§ PROBLEM TO WORK ON:
Convert the lines running from the start of the records through the line that contains "956, 611, 1224]", inclusive, into a JSON list of strings with one string per line, omitting blank lines.

[Layout coordinate data]

┄┄┄┄┄┄

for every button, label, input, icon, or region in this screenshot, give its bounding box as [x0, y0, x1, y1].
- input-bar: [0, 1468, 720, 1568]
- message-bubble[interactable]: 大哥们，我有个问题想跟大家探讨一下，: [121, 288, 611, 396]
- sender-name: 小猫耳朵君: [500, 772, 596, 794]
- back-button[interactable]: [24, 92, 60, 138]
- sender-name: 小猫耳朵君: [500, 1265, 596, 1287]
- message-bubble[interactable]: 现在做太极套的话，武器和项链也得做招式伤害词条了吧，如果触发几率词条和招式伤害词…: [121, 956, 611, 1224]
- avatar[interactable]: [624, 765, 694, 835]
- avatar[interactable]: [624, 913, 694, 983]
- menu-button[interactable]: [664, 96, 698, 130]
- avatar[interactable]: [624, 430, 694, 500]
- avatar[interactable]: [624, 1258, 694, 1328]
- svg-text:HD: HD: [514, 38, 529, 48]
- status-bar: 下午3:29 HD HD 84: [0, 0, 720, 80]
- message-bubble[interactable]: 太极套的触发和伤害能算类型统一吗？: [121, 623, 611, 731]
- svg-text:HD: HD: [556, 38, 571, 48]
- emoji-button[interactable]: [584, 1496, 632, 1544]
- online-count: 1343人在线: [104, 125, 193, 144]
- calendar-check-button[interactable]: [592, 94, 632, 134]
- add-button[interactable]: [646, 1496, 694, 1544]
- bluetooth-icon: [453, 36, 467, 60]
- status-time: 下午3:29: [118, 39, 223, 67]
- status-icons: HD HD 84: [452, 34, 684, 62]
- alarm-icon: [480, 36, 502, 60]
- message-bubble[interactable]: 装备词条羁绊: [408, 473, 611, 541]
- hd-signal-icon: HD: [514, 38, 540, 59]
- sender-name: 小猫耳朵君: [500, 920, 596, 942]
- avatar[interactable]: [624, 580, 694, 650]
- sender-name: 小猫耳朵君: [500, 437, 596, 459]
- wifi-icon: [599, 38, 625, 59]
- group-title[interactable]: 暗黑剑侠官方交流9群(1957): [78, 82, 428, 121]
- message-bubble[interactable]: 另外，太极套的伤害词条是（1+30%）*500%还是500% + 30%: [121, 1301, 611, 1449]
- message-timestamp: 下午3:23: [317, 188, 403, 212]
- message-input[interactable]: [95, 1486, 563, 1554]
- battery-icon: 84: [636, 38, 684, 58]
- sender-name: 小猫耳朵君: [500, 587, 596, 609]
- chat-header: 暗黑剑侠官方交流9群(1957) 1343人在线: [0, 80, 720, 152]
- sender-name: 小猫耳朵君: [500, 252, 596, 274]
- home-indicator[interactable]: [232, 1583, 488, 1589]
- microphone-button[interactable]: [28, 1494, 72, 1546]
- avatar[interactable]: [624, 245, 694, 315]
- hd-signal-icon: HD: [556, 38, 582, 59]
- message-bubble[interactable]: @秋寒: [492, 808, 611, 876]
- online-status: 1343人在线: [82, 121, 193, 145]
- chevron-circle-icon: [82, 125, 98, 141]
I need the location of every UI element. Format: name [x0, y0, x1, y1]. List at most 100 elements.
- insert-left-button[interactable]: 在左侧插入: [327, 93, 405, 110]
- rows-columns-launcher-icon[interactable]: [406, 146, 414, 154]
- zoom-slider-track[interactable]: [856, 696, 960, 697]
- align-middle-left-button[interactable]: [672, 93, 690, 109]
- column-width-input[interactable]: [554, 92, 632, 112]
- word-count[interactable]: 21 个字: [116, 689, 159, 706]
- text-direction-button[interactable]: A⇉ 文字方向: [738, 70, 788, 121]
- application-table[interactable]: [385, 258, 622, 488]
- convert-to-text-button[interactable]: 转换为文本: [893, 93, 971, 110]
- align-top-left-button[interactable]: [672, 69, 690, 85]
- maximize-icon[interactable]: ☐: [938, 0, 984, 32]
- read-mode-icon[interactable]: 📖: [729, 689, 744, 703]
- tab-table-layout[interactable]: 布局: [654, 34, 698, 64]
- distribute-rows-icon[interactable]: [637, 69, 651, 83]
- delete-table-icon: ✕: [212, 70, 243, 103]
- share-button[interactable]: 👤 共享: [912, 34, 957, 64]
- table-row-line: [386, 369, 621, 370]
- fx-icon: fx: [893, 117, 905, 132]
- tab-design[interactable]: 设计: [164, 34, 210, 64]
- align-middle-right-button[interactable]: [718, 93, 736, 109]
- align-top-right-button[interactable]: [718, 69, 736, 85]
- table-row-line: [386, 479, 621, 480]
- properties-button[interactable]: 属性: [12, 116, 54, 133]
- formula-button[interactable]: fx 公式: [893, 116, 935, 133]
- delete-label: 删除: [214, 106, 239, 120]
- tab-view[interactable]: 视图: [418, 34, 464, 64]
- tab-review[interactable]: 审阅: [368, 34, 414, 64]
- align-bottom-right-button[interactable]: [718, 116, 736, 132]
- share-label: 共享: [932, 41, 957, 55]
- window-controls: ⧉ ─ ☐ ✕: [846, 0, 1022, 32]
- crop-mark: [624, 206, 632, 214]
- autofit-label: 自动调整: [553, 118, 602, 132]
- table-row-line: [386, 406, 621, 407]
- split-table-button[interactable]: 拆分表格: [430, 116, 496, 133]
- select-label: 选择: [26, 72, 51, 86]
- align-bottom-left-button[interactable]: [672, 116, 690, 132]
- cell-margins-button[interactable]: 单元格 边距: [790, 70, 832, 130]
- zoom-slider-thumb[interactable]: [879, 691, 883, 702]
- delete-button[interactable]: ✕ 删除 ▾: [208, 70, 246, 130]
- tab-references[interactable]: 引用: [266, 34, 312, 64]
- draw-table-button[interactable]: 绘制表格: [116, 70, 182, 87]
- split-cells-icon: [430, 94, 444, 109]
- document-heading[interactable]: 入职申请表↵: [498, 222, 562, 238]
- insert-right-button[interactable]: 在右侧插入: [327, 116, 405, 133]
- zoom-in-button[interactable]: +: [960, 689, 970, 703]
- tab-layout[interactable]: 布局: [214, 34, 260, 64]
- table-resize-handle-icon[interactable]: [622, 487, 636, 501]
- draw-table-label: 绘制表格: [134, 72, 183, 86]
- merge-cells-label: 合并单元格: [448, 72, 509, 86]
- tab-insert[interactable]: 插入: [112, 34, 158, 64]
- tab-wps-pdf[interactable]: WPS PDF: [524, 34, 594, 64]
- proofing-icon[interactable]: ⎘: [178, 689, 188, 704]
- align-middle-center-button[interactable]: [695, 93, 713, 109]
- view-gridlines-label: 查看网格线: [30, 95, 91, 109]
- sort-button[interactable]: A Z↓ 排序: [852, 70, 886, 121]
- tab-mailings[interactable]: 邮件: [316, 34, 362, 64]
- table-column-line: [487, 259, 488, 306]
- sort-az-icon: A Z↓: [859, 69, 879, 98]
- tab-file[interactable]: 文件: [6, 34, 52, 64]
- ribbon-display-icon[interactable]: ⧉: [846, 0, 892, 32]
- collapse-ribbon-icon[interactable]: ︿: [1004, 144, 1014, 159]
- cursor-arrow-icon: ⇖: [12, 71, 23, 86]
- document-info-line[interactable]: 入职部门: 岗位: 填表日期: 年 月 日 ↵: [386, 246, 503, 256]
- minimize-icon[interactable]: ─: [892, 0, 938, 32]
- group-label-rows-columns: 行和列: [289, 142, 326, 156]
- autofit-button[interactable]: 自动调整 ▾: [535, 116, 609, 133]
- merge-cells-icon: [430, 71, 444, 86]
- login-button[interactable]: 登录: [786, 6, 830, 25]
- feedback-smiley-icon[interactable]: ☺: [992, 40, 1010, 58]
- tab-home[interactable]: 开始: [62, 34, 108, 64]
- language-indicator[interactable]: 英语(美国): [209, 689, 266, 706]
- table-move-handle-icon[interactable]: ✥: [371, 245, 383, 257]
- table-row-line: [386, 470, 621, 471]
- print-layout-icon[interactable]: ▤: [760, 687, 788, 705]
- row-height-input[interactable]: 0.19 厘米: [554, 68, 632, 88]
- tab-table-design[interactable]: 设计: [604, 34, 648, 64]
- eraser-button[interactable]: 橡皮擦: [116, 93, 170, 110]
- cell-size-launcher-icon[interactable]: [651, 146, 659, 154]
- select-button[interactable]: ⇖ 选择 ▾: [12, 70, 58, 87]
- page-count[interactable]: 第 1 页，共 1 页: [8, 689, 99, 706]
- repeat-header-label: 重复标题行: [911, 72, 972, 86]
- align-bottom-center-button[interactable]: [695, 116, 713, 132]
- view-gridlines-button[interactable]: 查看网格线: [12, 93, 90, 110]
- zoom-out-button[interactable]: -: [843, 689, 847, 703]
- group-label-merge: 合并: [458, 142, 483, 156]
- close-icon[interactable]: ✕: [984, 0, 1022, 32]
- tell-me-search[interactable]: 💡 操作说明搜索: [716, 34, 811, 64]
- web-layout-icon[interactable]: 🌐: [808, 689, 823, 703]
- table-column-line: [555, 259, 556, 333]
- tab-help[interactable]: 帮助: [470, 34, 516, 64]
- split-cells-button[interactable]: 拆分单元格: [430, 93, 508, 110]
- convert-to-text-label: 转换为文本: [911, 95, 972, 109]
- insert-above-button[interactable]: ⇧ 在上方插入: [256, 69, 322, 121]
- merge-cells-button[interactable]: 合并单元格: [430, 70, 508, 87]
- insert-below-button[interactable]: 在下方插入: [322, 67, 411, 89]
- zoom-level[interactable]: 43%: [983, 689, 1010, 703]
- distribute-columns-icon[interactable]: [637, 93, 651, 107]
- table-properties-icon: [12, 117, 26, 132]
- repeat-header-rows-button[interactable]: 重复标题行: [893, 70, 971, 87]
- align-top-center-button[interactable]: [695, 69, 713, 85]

┄┄┄┄┄┄

§ FULL SOLUTION:
[
  "for every button, label, input, icon, or region in this screenshot, give its bounding box as [x0, y0, x1, y1].",
  "- input-bar: [0, 1468, 720, 1568]",
  "- message-bubble[interactable]: 大哥们，我有个问题想跟大家探讨一下，: [121, 288, 611, 396]",
  "- sender-name: 小猫耳朵君: [500, 772, 596, 794]",
  "- back-button[interactable]: [24, 92, 60, 138]",
  "- sender-name: 小猫耳朵君: [500, 1265, 596, 1287]",
  "- message-bubble[interactable]: 现在做太极套的话，武器和项链也得做招式伤害词条了吧，如果触发几率词条和招式伤害词…: [121, 956, 611, 1224]"
]